→ **MATERIAL TO PROCESS**
....................

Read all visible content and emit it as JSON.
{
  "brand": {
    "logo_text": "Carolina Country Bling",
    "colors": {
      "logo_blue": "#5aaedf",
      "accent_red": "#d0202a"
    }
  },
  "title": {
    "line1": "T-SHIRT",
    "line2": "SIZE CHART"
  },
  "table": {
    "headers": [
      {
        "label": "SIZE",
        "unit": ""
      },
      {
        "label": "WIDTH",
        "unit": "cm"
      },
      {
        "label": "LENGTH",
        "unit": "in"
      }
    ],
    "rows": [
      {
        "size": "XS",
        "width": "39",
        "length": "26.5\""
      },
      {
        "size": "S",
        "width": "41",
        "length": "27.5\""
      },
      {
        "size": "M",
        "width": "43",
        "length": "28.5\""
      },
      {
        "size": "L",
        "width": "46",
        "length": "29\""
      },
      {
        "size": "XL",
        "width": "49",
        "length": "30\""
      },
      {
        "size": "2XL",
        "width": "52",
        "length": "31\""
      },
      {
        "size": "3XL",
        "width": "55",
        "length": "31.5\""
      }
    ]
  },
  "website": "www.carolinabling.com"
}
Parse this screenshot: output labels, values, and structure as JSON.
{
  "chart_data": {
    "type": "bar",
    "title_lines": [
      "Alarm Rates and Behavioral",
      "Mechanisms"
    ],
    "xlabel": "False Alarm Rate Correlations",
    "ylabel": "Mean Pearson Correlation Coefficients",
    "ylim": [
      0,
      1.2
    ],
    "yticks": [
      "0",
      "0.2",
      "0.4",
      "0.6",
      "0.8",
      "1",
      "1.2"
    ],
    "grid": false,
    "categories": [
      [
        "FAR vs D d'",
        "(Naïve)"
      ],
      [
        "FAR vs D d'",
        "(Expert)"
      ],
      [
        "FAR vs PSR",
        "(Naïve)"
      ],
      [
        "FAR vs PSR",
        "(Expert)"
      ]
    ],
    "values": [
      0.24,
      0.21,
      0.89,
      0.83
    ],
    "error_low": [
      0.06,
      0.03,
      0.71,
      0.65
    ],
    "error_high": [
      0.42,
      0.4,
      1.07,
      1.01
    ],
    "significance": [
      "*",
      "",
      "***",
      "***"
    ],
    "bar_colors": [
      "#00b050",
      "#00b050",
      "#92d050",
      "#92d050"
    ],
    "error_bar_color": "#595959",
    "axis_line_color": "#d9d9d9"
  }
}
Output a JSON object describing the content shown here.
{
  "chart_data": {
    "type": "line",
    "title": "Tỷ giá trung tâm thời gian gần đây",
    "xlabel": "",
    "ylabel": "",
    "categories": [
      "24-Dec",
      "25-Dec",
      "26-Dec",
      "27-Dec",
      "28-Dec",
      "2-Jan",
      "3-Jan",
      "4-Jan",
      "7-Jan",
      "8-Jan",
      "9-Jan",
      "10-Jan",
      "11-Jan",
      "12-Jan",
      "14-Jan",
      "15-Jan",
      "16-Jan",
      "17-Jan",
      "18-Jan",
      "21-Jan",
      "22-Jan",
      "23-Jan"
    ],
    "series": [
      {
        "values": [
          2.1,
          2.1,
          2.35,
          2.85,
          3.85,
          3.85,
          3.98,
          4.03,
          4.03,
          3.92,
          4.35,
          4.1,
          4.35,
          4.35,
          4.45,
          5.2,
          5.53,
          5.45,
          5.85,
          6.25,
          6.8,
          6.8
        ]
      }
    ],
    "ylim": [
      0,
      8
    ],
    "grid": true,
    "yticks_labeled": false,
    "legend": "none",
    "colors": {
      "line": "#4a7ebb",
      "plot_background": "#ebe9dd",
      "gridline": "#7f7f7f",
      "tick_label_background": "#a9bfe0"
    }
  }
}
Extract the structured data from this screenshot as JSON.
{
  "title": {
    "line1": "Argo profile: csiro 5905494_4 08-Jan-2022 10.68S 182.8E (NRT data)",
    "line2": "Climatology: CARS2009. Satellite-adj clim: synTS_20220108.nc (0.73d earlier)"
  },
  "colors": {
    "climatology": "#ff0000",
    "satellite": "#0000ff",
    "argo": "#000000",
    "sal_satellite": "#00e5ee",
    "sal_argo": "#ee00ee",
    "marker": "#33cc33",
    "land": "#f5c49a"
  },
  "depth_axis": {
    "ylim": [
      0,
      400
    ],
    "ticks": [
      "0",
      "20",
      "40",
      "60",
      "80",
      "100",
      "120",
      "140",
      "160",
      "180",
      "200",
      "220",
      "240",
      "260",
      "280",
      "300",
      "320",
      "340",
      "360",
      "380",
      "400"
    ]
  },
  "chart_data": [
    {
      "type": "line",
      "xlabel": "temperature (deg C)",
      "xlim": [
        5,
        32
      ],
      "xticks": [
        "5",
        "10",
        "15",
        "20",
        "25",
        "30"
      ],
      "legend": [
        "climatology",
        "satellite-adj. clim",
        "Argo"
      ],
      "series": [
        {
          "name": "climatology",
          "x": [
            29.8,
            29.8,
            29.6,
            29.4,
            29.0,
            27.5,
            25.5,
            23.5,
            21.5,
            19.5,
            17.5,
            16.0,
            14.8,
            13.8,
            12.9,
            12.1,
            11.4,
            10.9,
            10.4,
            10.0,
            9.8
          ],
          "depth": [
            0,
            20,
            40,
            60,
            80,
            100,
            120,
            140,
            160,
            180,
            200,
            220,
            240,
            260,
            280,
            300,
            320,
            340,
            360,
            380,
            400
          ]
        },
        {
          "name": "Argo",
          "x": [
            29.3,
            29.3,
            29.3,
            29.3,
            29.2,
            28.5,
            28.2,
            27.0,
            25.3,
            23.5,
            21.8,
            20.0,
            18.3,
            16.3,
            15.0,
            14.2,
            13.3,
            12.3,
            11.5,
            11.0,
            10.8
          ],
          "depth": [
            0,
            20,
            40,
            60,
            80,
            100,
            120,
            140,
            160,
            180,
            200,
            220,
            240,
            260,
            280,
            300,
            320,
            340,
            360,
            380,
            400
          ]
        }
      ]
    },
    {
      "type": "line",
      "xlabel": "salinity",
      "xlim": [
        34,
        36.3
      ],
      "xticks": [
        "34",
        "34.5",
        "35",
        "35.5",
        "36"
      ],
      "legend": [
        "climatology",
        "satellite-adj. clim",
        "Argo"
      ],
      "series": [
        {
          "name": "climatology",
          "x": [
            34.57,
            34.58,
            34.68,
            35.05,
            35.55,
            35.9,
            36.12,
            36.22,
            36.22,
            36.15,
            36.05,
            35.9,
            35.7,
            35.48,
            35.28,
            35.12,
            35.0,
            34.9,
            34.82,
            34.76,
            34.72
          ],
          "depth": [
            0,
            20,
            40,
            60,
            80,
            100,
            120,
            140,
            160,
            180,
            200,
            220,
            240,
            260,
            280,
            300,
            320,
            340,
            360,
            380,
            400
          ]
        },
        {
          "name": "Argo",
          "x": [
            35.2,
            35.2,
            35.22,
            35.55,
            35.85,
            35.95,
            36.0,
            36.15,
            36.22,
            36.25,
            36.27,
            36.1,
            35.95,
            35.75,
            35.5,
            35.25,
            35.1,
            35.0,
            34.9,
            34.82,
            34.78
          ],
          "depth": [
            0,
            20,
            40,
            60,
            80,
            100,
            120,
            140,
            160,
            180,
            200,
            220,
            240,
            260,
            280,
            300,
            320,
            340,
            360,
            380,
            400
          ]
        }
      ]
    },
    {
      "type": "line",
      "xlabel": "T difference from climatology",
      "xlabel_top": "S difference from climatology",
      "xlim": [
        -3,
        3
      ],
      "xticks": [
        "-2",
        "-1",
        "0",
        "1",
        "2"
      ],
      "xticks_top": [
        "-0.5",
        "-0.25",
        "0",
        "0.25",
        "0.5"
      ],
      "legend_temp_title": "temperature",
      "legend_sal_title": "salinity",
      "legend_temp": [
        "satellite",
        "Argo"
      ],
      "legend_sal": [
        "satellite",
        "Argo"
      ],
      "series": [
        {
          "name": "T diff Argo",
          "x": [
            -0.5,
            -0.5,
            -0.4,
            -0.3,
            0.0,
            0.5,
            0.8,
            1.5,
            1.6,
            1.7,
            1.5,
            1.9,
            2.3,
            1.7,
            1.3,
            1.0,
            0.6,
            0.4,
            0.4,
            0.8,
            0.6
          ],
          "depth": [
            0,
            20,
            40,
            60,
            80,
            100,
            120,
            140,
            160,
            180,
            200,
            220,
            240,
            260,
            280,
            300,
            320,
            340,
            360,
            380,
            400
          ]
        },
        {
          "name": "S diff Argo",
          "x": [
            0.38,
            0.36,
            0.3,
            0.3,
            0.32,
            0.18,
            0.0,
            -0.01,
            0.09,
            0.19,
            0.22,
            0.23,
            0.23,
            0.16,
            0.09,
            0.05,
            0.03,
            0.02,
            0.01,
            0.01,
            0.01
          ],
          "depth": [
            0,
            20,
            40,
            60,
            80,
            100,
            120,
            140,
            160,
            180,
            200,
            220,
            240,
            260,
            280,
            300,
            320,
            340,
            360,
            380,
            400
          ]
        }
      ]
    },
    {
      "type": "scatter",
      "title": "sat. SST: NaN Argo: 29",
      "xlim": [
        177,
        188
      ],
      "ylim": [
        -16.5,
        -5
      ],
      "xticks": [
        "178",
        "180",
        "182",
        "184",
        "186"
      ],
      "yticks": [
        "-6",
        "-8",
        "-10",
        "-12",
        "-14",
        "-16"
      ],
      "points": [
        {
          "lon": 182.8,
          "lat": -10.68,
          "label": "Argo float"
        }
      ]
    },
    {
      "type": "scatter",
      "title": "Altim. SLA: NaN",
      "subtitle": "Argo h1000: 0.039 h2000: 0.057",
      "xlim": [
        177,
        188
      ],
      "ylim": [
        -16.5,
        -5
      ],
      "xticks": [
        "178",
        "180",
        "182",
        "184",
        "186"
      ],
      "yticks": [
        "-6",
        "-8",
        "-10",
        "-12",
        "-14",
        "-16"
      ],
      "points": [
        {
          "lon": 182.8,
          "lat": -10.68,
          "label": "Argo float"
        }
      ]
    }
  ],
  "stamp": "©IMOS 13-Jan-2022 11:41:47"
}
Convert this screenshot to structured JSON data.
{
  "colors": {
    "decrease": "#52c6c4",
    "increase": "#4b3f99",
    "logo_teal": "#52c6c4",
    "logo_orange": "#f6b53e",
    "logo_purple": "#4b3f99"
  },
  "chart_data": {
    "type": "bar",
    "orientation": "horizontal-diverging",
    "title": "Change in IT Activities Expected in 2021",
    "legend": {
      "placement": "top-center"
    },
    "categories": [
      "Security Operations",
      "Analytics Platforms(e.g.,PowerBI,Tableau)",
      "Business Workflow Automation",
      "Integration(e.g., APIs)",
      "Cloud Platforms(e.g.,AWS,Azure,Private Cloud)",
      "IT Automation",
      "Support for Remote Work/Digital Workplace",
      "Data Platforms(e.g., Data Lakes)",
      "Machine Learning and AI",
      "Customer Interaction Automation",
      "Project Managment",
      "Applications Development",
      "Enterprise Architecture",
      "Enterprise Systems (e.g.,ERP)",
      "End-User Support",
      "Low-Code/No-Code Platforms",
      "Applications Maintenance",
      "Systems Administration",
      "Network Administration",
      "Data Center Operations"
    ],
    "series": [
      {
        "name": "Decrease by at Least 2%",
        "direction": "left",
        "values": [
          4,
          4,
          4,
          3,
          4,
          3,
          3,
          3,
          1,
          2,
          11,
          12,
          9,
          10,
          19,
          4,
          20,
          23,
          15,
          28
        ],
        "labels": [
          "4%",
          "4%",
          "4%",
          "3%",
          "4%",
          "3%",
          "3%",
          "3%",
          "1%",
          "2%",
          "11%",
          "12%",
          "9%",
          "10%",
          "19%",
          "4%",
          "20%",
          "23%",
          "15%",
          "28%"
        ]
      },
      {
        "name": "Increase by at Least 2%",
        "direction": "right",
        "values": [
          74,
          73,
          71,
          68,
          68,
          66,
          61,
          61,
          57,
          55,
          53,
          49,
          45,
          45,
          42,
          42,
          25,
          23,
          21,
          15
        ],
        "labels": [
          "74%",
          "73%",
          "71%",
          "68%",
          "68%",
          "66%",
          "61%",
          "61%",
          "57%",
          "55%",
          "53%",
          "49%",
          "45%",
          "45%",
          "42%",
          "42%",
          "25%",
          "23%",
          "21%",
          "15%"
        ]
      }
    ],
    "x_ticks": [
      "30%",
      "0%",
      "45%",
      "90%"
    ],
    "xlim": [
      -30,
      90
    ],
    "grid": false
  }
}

....................

→ **TASK REQUIREMENTS**
Identify and copy all lines with the word "this".

→ **OUTPUT BELOW**
Parse this screenshot: output labels, values, and structure as JSON.
Extract the structured data from this screenshot as JSON.
Convert this screenshot to structured JSON data.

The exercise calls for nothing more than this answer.